-- BEGIN Information given --
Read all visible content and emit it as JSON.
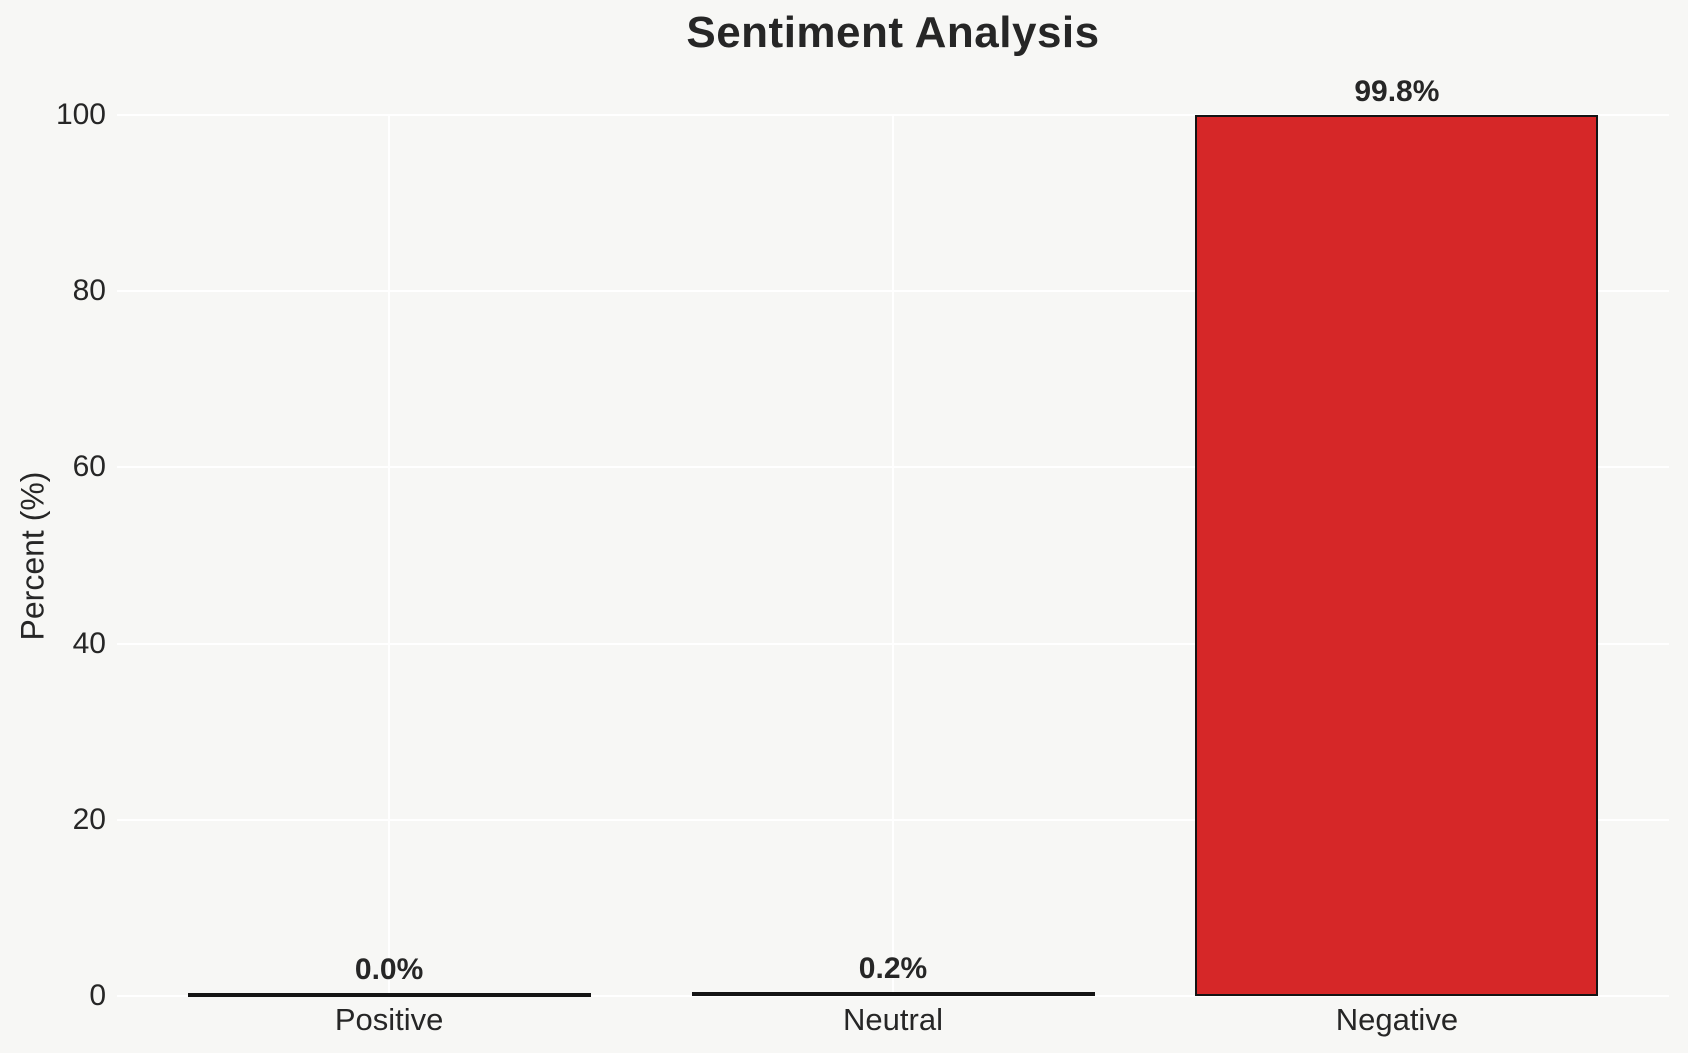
{
  "chart_data": {
    "type": "bar",
    "title": "Sentiment Analysis",
    "categories": [
      "Positive",
      "Neutral",
      "Negative"
    ],
    "values": [
      0.0,
      0.2,
      99.8
    ],
    "bar_labels": [
      "0.0%",
      "0.2%",
      "99.8%"
    ],
    "xlabel": "",
    "ylabel": "Percent (%)",
    "ylim": [
      0,
      100
    ],
    "yticks": [
      0,
      20,
      40,
      60,
      80,
      100
    ],
    "grid": true,
    "legend": "none",
    "colors": {
      "background": "#f7f7f5",
      "gridline": "#ffffff",
      "bar_fill": "#d62728",
      "bar_edge": "#141414",
      "text": "#262626"
    }
  }
}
-- END Information given --
Omit every picture, and otherwise quote the entries exactly.

# Solution for this task
Read all visible content and emit it as JSON.
{
  "chart_data": {
    "type": "bar",
    "title": "Sentiment Analysis",
    "categories": [
      "Positive",
      "Neutral",
      "Negative"
    ],
    "values": [
      0.0,
      0.2,
      99.8
    ],
    "bar_labels": [
      "0.0%",
      "0.2%",
      "99.8%"
    ],
    "xlabel": "",
    "ylabel": "Percent (%)",
    "ylim": [
      0,
      100
    ],
    "yticks": [
      0,
      20,
      40,
      60,
      80,
      100
    ],
    "grid": true,
    "legend": "none",
    "colors": {
      "background": "#f7f7f5",
      "gridline": "#ffffff",
      "bar_fill": "#d62728",
      "bar_edge": "#141414",
      "text": "#262626"
    }
  }
}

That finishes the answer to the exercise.